(Goal of the exercise) Leave out the pictures and copy every record exactly.

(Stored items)
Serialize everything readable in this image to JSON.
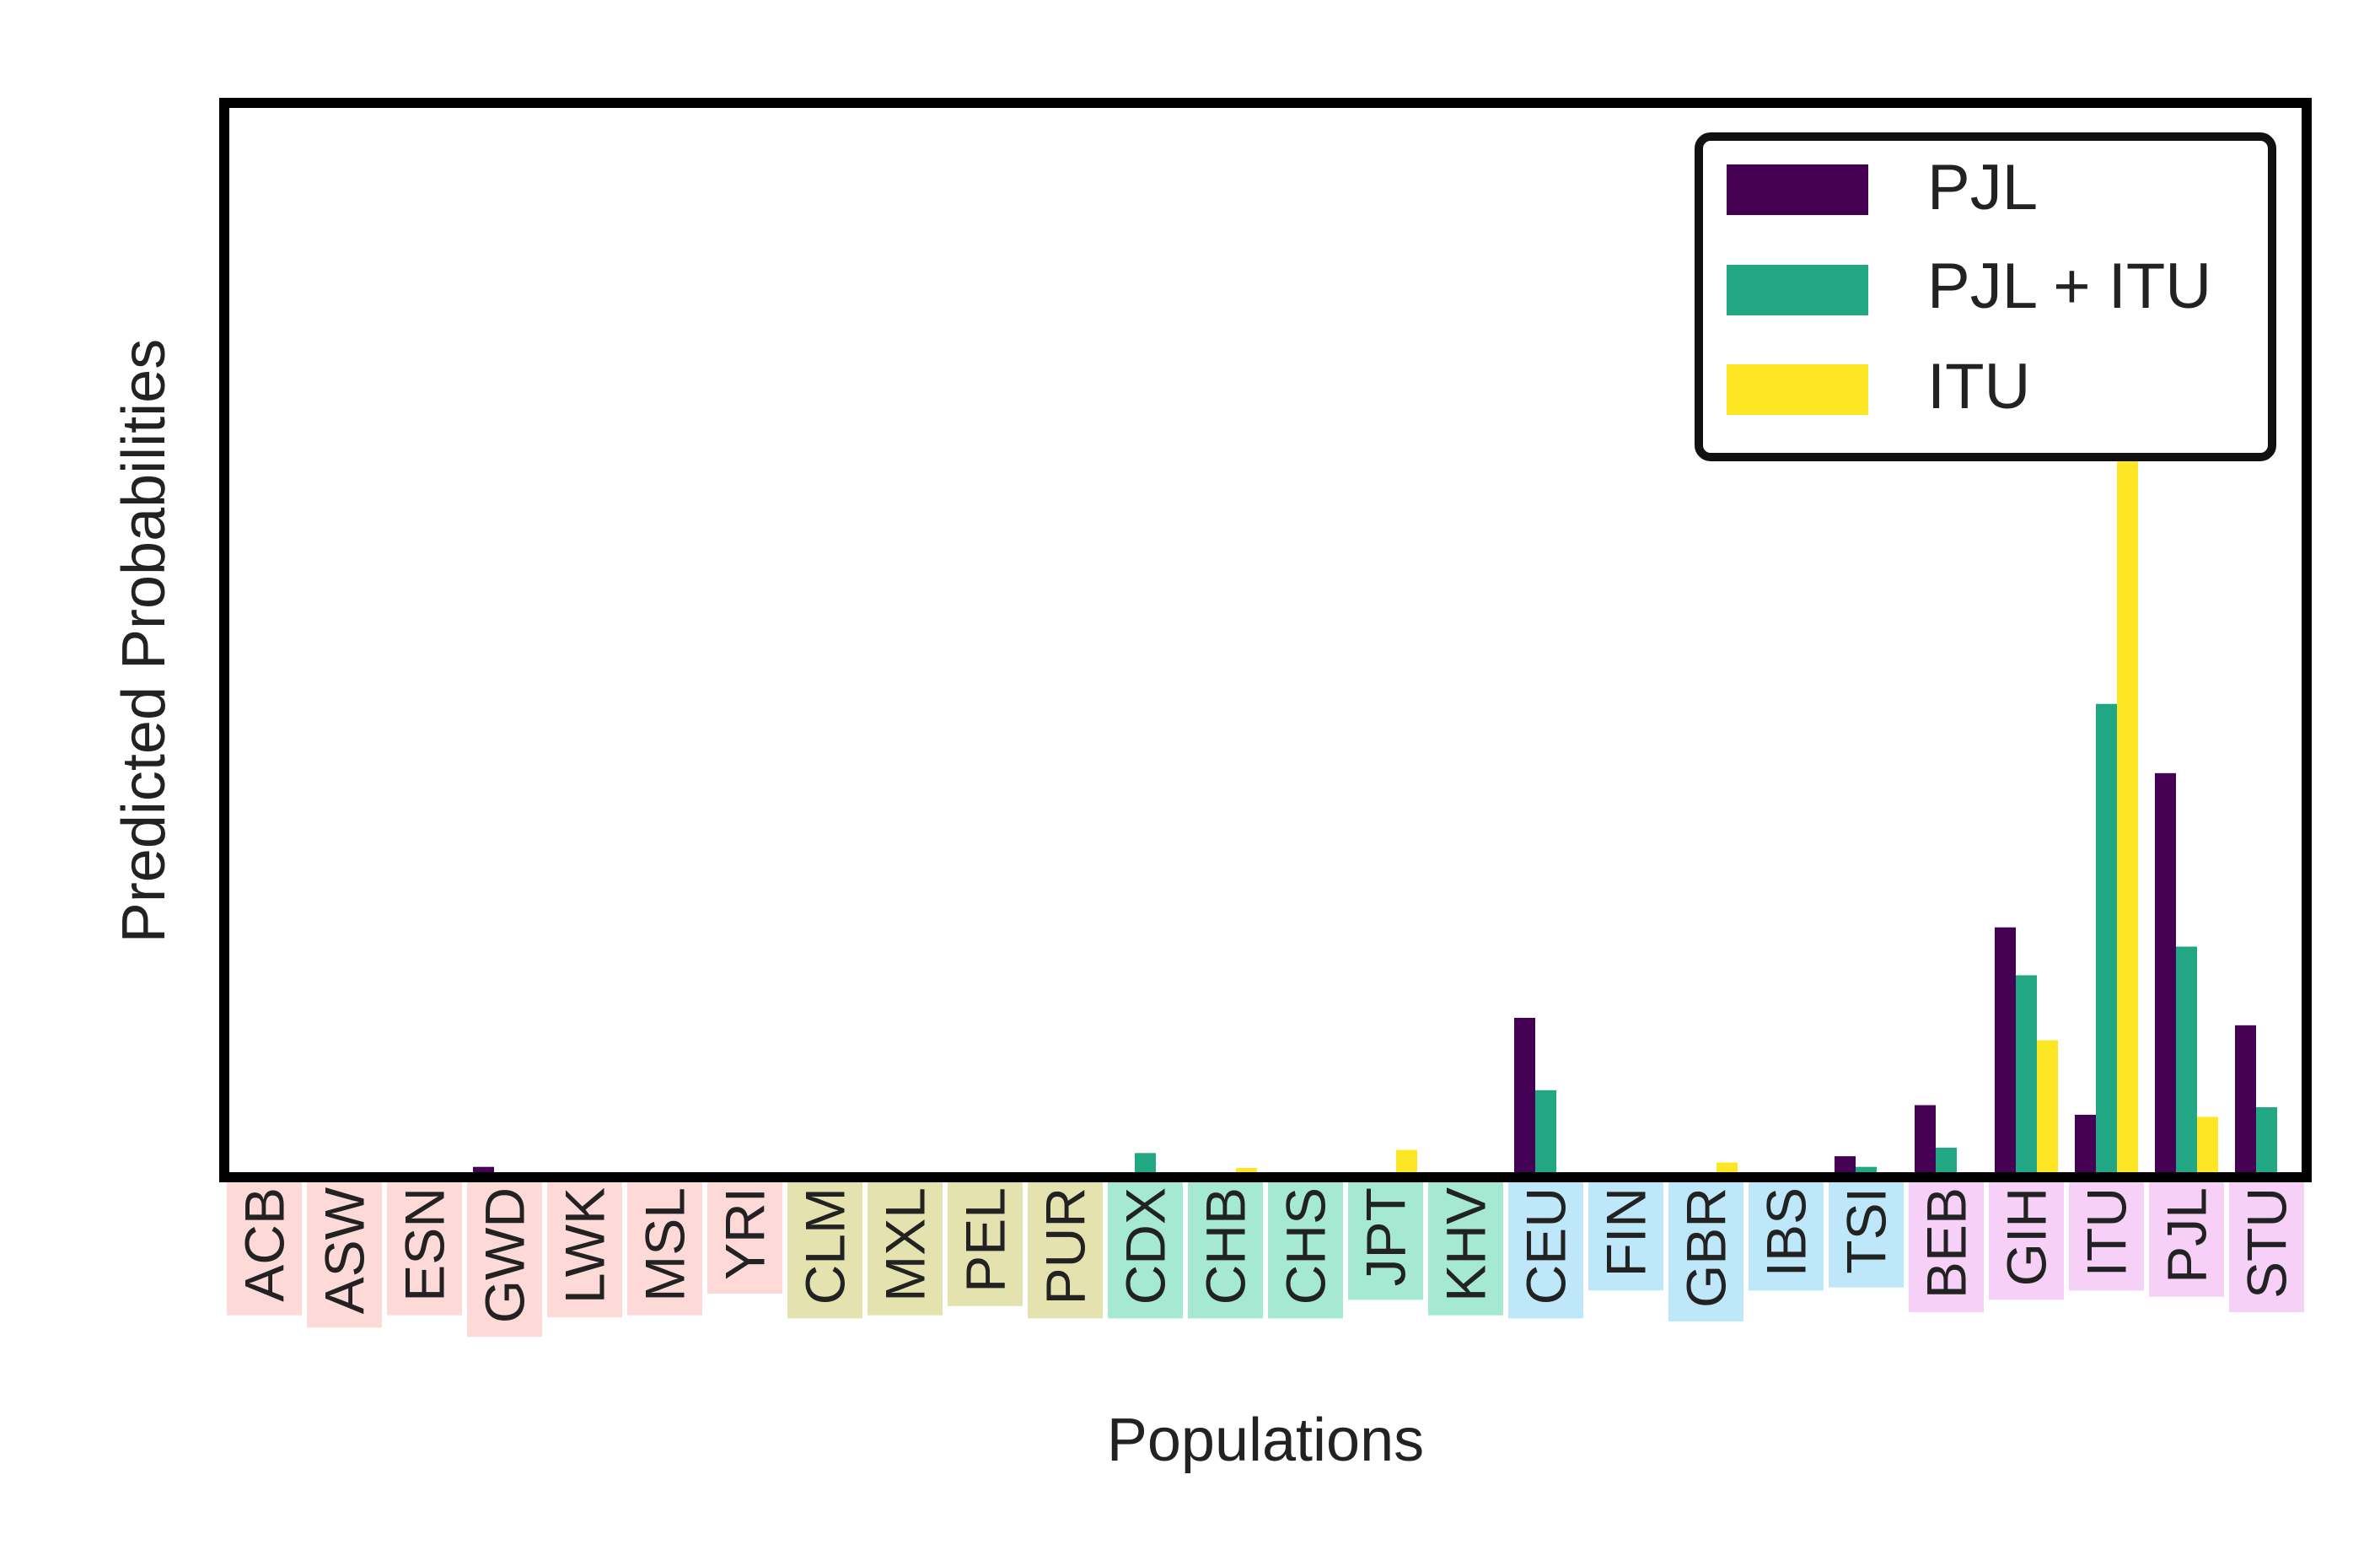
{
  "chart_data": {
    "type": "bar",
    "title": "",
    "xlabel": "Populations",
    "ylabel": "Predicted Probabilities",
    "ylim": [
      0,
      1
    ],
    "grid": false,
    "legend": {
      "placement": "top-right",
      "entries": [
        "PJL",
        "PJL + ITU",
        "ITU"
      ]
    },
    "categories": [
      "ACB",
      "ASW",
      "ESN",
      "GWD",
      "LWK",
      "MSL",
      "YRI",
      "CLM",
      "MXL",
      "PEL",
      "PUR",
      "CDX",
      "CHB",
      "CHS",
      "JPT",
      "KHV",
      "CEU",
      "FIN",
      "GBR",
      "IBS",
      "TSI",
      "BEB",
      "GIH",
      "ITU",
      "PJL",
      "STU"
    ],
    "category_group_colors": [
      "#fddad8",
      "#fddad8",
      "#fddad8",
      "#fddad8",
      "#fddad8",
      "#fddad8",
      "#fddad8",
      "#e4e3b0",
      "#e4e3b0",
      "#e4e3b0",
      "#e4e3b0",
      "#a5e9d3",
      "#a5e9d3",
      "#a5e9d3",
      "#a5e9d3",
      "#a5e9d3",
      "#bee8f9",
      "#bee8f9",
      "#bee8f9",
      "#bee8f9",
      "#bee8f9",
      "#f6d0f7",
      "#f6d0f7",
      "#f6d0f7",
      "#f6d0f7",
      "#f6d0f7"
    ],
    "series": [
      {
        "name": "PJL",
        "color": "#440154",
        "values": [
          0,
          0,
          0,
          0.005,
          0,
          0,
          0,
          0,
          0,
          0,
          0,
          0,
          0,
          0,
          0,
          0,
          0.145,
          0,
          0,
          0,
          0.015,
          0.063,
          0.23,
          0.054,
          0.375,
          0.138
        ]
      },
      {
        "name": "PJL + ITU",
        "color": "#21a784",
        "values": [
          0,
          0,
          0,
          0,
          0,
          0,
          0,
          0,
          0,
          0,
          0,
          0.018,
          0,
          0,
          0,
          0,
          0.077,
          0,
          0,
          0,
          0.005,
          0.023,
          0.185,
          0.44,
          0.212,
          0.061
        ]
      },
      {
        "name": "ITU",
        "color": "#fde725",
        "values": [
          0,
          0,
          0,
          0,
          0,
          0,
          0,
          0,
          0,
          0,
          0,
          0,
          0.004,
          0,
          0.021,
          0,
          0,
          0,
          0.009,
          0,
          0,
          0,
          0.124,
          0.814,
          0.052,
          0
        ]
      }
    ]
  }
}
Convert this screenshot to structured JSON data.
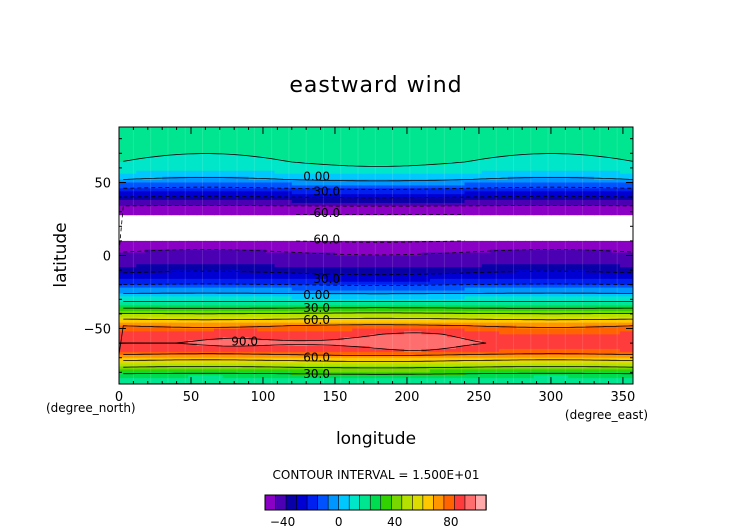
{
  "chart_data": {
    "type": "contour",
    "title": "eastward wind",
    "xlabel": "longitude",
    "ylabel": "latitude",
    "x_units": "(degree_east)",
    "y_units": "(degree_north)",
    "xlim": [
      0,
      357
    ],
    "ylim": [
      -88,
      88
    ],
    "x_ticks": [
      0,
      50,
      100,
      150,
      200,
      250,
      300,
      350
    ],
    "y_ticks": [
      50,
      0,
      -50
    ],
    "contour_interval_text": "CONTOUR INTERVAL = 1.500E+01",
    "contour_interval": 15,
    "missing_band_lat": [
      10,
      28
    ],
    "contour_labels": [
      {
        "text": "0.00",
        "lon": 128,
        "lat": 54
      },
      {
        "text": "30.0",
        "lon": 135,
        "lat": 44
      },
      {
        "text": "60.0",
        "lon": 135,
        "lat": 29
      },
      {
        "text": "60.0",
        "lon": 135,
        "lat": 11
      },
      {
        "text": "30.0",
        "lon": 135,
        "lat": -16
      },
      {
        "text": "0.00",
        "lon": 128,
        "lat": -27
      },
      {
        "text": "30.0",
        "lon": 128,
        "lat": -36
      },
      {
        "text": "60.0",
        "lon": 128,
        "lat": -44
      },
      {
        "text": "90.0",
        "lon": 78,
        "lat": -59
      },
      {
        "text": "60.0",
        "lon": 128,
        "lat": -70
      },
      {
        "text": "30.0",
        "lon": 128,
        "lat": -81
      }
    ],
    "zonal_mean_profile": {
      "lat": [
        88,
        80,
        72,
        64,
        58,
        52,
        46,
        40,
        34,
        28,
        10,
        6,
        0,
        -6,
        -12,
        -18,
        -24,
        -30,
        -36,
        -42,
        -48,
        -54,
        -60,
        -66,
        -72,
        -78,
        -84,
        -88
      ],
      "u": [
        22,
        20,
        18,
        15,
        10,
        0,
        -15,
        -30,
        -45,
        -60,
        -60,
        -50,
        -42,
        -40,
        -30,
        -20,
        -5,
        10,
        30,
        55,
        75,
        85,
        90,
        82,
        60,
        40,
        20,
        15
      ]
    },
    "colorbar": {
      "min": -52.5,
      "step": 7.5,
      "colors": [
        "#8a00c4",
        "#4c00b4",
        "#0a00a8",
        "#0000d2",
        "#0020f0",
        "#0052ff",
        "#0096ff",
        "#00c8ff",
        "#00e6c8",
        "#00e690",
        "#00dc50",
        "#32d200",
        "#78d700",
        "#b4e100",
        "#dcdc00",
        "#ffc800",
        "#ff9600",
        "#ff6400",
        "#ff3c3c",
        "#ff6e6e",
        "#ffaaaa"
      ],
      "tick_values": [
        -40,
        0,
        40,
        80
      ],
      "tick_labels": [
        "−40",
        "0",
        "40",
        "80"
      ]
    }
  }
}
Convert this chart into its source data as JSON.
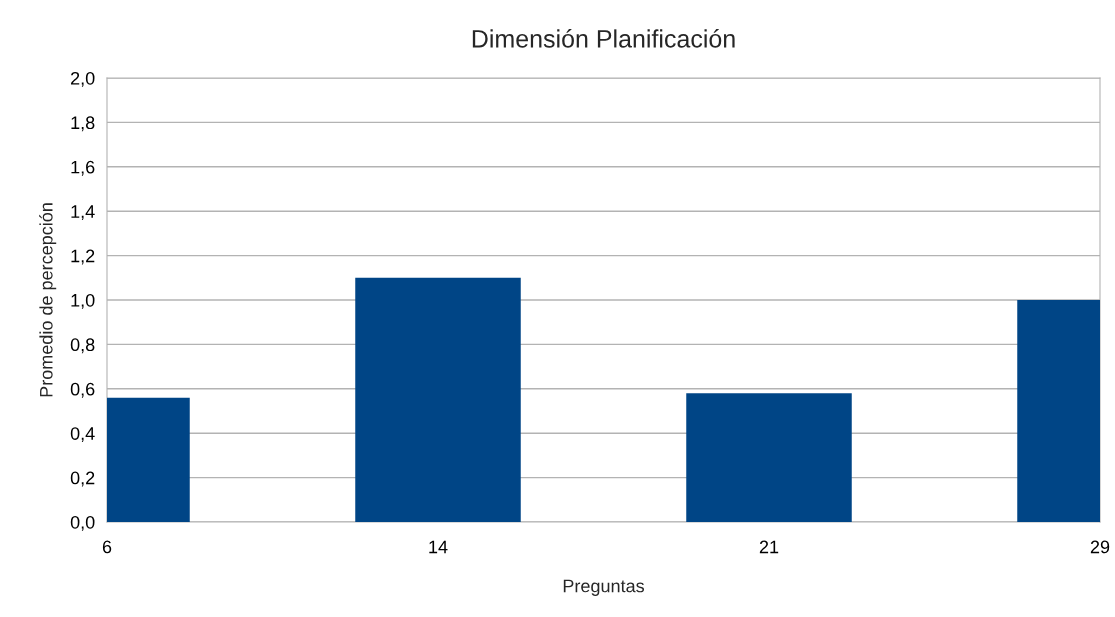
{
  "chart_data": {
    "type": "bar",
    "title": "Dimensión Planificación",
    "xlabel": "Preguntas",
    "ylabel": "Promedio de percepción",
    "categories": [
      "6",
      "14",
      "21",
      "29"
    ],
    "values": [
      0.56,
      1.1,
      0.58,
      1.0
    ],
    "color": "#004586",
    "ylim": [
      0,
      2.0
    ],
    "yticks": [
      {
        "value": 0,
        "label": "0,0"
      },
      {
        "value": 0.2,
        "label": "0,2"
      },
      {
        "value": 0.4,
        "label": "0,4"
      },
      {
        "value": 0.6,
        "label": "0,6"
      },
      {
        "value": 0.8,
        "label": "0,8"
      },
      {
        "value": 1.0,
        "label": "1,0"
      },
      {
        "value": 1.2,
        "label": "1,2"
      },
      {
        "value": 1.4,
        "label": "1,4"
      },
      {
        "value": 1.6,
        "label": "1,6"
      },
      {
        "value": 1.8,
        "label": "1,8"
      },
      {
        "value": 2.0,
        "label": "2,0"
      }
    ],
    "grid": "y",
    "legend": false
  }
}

(Problem solution)
Serialize everything readable in this image to JSON.
{
  "chart_data": {
    "type": "bar",
    "title": "",
    "xlabel": "Populations",
    "ylabel": "Predicted Probabilities",
    "ylim": [
      0,
      1
    ],
    "grid": false,
    "legend": {
      "placement": "top-right",
      "entries": [
        "PJL",
        "PJL + ITU",
        "ITU"
      ]
    },
    "categories": [
      "ACB",
      "ASW",
      "ESN",
      "GWD",
      "LWK",
      "MSL",
      "YRI",
      "CLM",
      "MXL",
      "PEL",
      "PUR",
      "CDX",
      "CHB",
      "CHS",
      "JPT",
      "KHV",
      "CEU",
      "FIN",
      "GBR",
      "IBS",
      "TSI",
      "BEB",
      "GIH",
      "ITU",
      "PJL",
      "STU"
    ],
    "category_group_colors": [
      "#fddad8",
      "#fddad8",
      "#fddad8",
      "#fddad8",
      "#fddad8",
      "#fddad8",
      "#fddad8",
      "#e4e3b0",
      "#e4e3b0",
      "#e4e3b0",
      "#e4e3b0",
      "#a5e9d3",
      "#a5e9d3",
      "#a5e9d3",
      "#a5e9d3",
      "#a5e9d3",
      "#bee8f9",
      "#bee8f9",
      "#bee8f9",
      "#bee8f9",
      "#bee8f9",
      "#f6d0f7",
      "#f6d0f7",
      "#f6d0f7",
      "#f6d0f7",
      "#f6d0f7"
    ],
    "series": [
      {
        "name": "PJL",
        "color": "#440154",
        "values": [
          0,
          0,
          0,
          0.005,
          0,
          0,
          0,
          0,
          0,
          0,
          0,
          0,
          0,
          0,
          0,
          0,
          0.145,
          0,
          0,
          0,
          0.015,
          0.063,
          0.23,
          0.054,
          0.375,
          0.138
        ]
      },
      {
        "name": "PJL + ITU",
        "color": "#21a784",
        "values": [
          0,
          0,
          0,
          0,
          0,
          0,
          0,
          0,
          0,
          0,
          0,
          0.018,
          0,
          0,
          0,
          0,
          0.077,
          0,
          0,
          0,
          0.005,
          0.023,
          0.185,
          0.44,
          0.212,
          0.061
        ]
      },
      {
        "name": "ITU",
        "color": "#fde725",
        "values": [
          0,
          0,
          0,
          0,
          0,
          0,
          0,
          0,
          0,
          0,
          0,
          0,
          0.004,
          0,
          0.021,
          0,
          0,
          0,
          0.009,
          0,
          0,
          0,
          0.124,
          0.814,
          0.052,
          0
        ]
      }
    ]
  }
}
Convert this screenshot to structured JSON data.
{
  "chart_data": {
    "type": "contour",
    "title": "eastward wind",
    "xlabel": "longitude",
    "ylabel": "latitude",
    "x_units": "(degree_east)",
    "y_units": "(degree_north)",
    "xlim": [
      0,
      357
    ],
    "ylim": [
      -88,
      88
    ],
    "x_ticks": [
      0,
      50,
      100,
      150,
      200,
      250,
      300,
      350
    ],
    "y_ticks": [
      50,
      0,
      -50
    ],
    "contour_interval_text": "CONTOUR INTERVAL = 1.500E+01",
    "contour_interval": 15,
    "missing_band_lat": [
      10,
      28
    ],
    "contour_labels": [
      {
        "text": "0.00",
        "lon": 128,
        "lat": 54
      },
      {
        "text": "30.0",
        "lon": 135,
        "lat": 44
      },
      {
        "text": "60.0",
        "lon": 135,
        "lat": 29
      },
      {
        "text": "60.0",
        "lon": 135,
        "lat": 11
      },
      {
        "text": "30.0",
        "lon": 135,
        "lat": -16
      },
      {
        "text": "0.00",
        "lon": 128,
        "lat": -27
      },
      {
        "text": "30.0",
        "lon": 128,
        "lat": -36
      },
      {
        "text": "60.0",
        "lon": 128,
        "lat": -44
      },
      {
        "text": "90.0",
        "lon": 78,
        "lat": -59
      },
      {
        "text": "60.0",
        "lon": 128,
        "lat": -70
      },
      {
        "text": "30.0",
        "lon": 128,
        "lat": -81
      }
    ],
    "zonal_mean_profile": {
      "lat": [
        88,
        80,
        72,
        64,
        58,
        52,
        46,
        40,
        34,
        28,
        10,
        6,
        0,
        -6,
        -12,
        -18,
        -24,
        -30,
        -36,
        -42,
        -48,
        -54,
        -60,
        -66,
        -72,
        -78,
        -84,
        -88
      ],
      "u": [
        22,
        20,
        18,
        15,
        10,
        0,
        -15,
        -30,
        -45,
        -60,
        -60,
        -50,
        -42,
        -40,
        -30,
        -20,
        -5,
        10,
        30,
        55,
        75,
        85,
        90,
        82,
        60,
        40,
        20,
        15
      ]
    },
    "colorbar": {
      "min": -52.5,
      "step": 7.5,
      "colors": [
        "#8a00c4",
        "#4c00b4",
        "#0a00a8",
        "#0000d2",
        "#0020f0",
        "#0052ff",
        "#0096ff",
        "#00c8ff",
        "#00e6c8",
        "#00e690",
        "#00dc50",
        "#32d200",
        "#78d700",
        "#b4e100",
        "#dcdc00",
        "#ffc800",
        "#ff9600",
        "#ff6400",
        "#ff3c3c",
        "#ff6e6e",
        "#ffaaaa"
      ],
      "tick_values": [
        -40,
        0,
        40,
        80
      ],
      "tick_labels": [
        "−40",
        "0",
        "40",
        "80"
      ]
    }
  }
}
Convert this chart into its source data as JSON.
{
  "chart_data": {
    "type": "bar",
    "title": "Dimensión Planificación",
    "xlabel": "Preguntas",
    "ylabel": "Promedio de percepción",
    "categories": [
      "6",
      "14",
      "21",
      "29"
    ],
    "values": [
      0.56,
      1.1,
      0.58,
      1.0
    ],
    "color": "#004586",
    "ylim": [
      0,
      2.0
    ],
    "yticks": [
      {
        "value": 0,
        "label": "0,0"
      },
      {
        "value": 0.2,
        "label": "0,2"
      },
      {
        "value": 0.4,
        "label": "0,4"
      },
      {
        "value": 0.6,
        "label": "0,6"
      },
      {
        "value": 0.8,
        "label": "0,8"
      },
      {
        "value": 1.0,
        "label": "1,0"
      },
      {
        "value": 1.2,
        "label": "1,2"
      },
      {
        "value": 1.4,
        "label": "1,4"
      },
      {
        "value": 1.6,
        "label": "1,6"
      },
      {
        "value": 1.8,
        "label": "1,8"
      },
      {
        "value": 2.0,
        "label": "2,0"
      }
    ],
    "grid": "y",
    "legend": false
  }
}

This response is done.